- Goal -
Determine which lines of the records include the word "확인하고", and copy them.

════════

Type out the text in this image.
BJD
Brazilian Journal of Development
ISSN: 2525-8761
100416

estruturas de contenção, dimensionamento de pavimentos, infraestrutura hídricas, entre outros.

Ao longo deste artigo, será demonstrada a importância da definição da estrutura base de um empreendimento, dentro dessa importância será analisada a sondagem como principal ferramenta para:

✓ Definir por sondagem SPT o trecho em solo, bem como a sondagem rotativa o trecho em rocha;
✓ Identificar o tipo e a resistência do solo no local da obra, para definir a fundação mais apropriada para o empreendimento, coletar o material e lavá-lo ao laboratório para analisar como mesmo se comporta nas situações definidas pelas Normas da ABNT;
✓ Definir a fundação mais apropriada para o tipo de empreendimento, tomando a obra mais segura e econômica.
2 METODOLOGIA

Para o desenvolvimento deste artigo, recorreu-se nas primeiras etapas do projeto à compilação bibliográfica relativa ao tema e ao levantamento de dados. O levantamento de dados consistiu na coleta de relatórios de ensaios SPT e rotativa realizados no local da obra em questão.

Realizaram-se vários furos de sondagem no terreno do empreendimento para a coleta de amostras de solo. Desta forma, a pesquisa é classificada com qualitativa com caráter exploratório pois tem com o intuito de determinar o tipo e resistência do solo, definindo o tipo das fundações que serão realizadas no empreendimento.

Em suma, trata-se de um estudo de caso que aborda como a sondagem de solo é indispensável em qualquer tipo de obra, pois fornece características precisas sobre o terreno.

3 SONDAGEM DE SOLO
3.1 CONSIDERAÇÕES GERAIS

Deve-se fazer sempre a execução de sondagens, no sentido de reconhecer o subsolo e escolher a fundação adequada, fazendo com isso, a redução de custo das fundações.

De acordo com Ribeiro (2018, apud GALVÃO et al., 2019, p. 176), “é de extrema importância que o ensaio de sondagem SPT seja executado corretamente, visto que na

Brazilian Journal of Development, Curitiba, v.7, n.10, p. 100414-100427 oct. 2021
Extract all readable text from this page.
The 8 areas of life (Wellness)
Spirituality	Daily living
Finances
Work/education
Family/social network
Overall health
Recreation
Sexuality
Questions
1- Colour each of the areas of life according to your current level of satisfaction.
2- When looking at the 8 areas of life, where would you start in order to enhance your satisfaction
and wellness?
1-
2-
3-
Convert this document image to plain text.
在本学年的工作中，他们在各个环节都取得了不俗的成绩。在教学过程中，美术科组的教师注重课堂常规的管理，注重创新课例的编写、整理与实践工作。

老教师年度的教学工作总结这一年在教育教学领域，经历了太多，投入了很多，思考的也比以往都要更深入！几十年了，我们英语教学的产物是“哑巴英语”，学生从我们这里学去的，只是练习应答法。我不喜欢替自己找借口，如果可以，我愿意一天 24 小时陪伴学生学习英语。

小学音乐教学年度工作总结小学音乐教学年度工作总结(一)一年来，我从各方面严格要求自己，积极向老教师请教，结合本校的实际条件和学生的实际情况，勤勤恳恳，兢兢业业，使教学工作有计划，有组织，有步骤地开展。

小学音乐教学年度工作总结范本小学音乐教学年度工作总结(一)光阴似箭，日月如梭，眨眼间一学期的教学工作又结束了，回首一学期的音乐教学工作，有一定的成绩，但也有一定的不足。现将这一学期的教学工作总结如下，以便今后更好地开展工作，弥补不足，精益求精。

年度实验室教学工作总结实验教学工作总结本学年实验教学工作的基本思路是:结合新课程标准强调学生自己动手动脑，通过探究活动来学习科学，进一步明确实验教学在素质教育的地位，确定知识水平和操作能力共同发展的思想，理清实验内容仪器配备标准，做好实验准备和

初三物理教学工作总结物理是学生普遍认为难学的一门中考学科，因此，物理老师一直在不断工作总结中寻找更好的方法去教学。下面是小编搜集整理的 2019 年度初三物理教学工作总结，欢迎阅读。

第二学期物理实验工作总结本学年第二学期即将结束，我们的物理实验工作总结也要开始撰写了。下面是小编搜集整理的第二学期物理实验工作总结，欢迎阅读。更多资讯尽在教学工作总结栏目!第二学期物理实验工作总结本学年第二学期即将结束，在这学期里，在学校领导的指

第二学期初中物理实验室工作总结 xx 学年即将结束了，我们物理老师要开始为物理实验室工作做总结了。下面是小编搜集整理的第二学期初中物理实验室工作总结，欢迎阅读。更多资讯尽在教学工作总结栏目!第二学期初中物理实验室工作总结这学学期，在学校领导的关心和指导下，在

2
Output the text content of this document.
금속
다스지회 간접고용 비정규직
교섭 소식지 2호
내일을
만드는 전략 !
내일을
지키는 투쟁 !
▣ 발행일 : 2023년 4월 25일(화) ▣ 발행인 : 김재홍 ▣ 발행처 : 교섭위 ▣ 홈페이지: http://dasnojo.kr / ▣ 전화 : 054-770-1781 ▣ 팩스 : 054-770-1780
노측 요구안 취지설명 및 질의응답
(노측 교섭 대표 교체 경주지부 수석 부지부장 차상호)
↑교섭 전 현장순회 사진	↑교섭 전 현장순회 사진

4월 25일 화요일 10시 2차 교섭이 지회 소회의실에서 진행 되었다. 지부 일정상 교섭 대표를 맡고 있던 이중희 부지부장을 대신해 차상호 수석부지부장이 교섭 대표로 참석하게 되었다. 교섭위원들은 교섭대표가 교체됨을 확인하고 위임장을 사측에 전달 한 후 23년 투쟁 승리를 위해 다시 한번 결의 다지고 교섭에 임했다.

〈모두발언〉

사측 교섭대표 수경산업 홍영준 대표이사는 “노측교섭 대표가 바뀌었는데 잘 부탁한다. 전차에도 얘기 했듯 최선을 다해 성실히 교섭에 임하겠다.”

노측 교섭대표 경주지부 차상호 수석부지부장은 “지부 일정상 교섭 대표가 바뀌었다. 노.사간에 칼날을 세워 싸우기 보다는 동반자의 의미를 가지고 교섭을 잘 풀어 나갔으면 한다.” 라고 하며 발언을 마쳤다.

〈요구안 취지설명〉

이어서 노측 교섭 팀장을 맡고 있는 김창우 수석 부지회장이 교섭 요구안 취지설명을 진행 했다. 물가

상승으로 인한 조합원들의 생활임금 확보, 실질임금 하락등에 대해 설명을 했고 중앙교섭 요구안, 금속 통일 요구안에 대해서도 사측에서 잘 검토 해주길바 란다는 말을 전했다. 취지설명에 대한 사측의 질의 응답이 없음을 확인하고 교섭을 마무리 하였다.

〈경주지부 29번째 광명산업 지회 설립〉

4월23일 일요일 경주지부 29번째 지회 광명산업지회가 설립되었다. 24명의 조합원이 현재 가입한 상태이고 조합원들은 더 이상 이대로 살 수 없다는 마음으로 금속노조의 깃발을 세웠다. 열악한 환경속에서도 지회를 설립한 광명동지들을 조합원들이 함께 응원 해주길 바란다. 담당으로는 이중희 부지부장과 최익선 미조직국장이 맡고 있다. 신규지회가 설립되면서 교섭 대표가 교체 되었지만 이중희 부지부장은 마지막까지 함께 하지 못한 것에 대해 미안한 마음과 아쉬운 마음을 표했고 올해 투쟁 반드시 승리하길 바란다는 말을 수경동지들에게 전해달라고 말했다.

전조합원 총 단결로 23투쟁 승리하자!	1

════════

- Response to this exercise -
4월 25일 화요일 10시 2차 교섭이 지회 소회의실에서 진행 되었다. 지부 일정상 교섭 대표를 맡고 있던 이중희 부지부장을 대신해 차상호 수석부지부장이 교섭 대표로 참석하게 되었다. 교섭위원들은 교섭대표가 교체됨을 확인하고 위임장을 사측에 전달 한 후 23년 투쟁 승리를 위해 다시 한번 결의 다지고 교섭에 임했다.
상승으로 인한 조합원들의 생활임금 확보, 실질임금 하락등에 대해 설명을 했고 중앙교섭 요구안, 금속 통일 요구안에 대해서도 사측에서 잘 검토 해주길바 란다는 말을 전했다. 취지설명에 대한 사측의 질의 응답이 없음을 확인하고 교섭을 마무리 하였다.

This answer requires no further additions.